(Dataset records):
........
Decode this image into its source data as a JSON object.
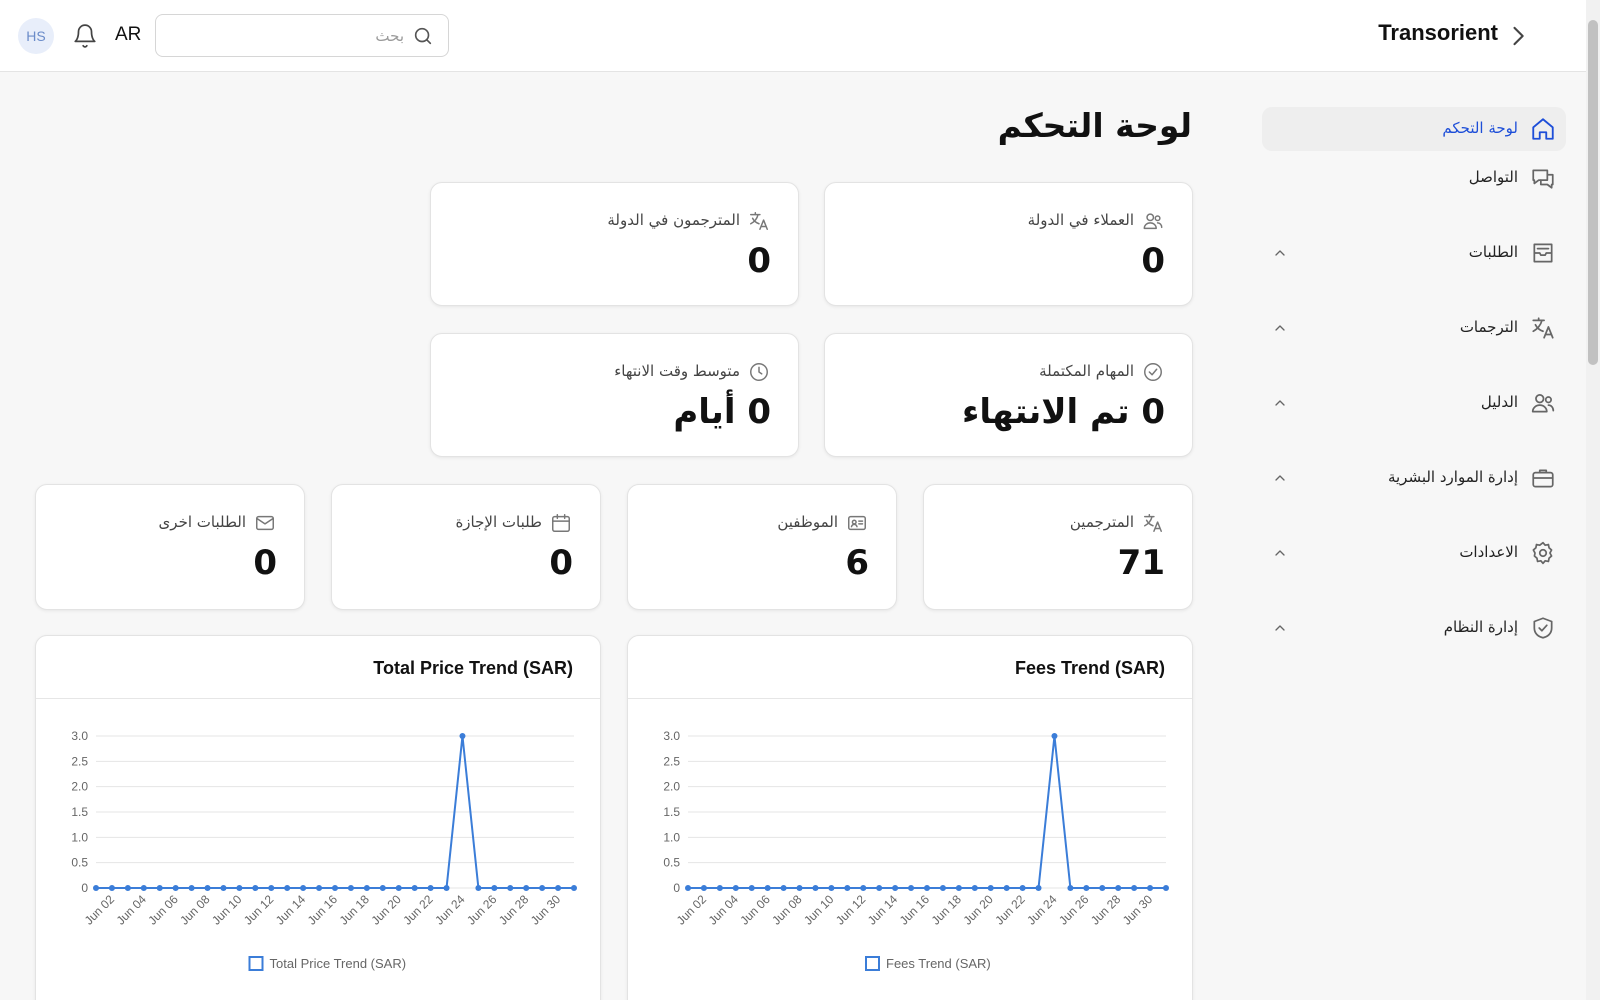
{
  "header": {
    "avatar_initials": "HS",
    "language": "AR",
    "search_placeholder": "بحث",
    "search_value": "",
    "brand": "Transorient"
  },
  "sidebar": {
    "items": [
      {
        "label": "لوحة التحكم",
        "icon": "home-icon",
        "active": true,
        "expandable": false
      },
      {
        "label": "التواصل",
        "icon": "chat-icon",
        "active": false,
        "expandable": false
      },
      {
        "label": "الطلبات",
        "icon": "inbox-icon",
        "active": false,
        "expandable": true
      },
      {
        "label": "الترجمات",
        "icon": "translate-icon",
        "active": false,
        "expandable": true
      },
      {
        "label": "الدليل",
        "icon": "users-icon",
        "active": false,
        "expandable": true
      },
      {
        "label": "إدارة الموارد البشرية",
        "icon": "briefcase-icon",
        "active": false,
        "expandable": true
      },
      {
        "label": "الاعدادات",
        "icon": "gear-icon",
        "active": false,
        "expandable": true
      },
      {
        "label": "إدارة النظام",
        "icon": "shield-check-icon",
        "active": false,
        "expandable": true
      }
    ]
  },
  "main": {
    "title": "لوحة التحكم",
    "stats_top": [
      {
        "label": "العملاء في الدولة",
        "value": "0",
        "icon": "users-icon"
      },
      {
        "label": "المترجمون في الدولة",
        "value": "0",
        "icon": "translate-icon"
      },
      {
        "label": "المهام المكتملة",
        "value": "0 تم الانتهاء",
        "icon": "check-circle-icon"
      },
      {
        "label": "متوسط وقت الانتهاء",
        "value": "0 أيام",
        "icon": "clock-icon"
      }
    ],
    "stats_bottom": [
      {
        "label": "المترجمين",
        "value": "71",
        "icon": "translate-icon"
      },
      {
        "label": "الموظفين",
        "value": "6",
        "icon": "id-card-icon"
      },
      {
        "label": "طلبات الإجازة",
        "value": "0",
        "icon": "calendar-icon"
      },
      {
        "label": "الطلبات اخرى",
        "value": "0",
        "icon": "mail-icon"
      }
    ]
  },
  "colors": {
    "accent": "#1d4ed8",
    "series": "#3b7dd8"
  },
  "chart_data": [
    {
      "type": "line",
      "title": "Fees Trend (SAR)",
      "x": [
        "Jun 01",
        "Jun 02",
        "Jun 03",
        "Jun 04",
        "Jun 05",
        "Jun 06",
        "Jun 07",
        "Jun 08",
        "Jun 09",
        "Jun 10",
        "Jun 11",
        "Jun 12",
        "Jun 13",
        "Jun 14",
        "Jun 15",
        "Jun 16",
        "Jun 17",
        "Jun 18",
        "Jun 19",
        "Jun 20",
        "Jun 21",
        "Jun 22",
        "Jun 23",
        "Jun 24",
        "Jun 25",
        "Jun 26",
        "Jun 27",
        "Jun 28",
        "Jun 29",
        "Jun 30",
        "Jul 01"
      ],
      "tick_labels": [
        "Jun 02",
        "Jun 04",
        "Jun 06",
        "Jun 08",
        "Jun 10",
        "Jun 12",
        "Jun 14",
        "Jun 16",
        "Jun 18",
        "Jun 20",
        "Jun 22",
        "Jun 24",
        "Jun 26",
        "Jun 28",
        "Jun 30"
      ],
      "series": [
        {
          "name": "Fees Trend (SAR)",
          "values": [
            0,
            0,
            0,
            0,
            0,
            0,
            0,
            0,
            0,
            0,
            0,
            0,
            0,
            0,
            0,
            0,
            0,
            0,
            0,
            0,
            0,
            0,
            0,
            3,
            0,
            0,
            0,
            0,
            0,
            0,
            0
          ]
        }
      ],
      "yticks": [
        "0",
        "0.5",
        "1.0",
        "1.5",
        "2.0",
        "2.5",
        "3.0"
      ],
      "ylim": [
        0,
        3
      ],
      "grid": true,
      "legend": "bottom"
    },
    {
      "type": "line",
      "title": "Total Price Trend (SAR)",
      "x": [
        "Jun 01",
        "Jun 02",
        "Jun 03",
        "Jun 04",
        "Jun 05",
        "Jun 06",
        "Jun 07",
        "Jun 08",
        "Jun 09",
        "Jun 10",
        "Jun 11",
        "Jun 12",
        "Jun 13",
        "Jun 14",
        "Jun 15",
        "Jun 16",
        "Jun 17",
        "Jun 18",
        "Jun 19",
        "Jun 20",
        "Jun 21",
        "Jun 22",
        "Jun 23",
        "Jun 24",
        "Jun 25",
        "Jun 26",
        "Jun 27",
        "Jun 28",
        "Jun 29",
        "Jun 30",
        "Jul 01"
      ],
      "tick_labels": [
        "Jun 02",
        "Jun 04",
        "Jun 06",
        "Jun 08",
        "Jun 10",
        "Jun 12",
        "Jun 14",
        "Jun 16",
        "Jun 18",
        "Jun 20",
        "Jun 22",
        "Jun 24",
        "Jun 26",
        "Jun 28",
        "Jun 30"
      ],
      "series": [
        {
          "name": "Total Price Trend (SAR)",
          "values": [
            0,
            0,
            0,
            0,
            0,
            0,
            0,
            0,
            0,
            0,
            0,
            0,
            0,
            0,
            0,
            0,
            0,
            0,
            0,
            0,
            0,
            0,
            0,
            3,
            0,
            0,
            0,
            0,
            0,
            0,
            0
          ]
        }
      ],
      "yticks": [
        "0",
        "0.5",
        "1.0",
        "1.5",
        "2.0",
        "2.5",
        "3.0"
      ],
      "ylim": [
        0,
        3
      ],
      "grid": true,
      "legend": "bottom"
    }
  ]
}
........
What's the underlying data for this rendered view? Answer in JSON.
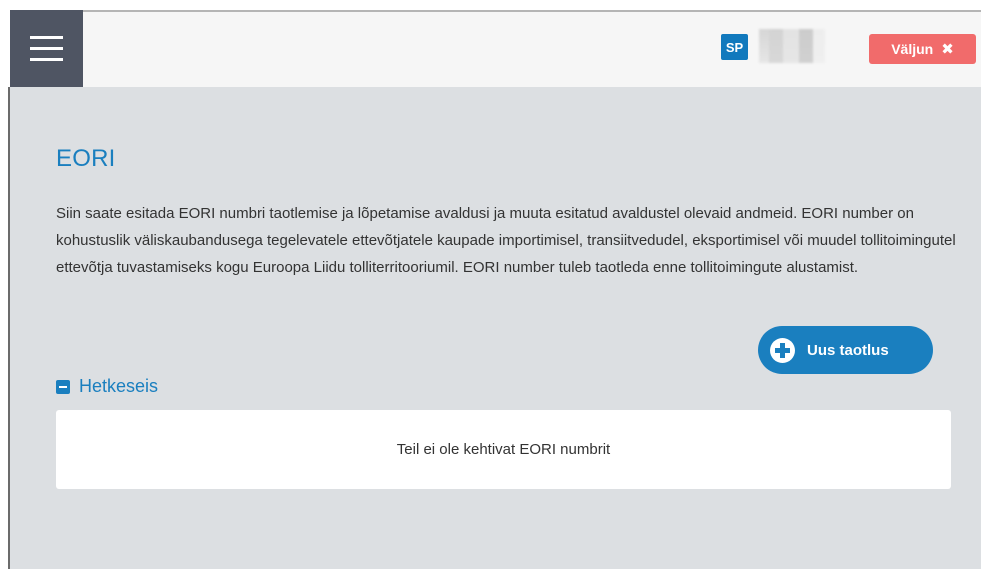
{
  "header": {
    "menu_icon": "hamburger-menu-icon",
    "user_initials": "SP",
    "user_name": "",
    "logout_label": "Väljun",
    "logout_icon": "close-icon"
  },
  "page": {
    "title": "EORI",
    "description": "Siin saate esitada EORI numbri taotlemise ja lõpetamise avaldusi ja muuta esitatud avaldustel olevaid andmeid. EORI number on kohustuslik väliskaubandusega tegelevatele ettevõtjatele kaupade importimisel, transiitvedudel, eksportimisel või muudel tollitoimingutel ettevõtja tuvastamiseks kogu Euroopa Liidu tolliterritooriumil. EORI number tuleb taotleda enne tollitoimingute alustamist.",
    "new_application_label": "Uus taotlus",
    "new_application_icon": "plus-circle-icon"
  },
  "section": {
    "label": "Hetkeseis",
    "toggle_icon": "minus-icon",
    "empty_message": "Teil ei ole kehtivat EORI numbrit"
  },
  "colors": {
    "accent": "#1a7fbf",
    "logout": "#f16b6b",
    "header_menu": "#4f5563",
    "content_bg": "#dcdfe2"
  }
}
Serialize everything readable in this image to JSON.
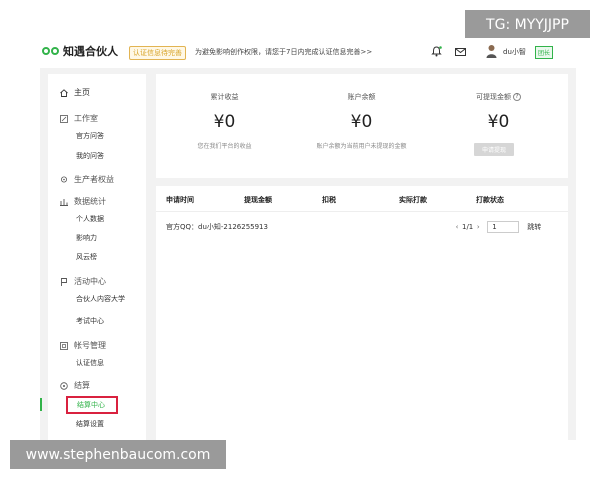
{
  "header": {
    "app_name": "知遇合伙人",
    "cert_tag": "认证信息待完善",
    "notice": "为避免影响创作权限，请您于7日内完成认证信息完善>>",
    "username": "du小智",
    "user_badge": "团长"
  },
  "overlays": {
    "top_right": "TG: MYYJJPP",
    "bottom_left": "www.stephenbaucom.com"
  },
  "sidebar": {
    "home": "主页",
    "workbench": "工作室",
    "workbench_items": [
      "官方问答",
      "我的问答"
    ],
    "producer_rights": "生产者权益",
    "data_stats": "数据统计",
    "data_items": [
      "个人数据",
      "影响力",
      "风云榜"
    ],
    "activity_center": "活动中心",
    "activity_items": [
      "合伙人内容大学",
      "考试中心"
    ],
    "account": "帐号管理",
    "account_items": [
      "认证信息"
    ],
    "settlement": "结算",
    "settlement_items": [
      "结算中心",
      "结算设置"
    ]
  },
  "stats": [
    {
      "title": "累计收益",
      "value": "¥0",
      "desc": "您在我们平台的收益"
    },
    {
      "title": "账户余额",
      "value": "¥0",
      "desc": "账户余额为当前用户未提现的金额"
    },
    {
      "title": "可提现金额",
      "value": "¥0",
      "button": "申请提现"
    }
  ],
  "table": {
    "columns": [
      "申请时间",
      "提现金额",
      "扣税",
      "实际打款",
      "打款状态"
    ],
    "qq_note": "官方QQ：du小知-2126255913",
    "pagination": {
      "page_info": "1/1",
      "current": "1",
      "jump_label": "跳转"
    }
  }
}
........
(AIM OF THE EXERCISE): Check all the records above and select each line where the string "Price" is found.

(SOLUTION TO THE PROBLEM):
      "title": "Total Price Trend (SAR)",
          "name": "Total Price Trend (SAR)",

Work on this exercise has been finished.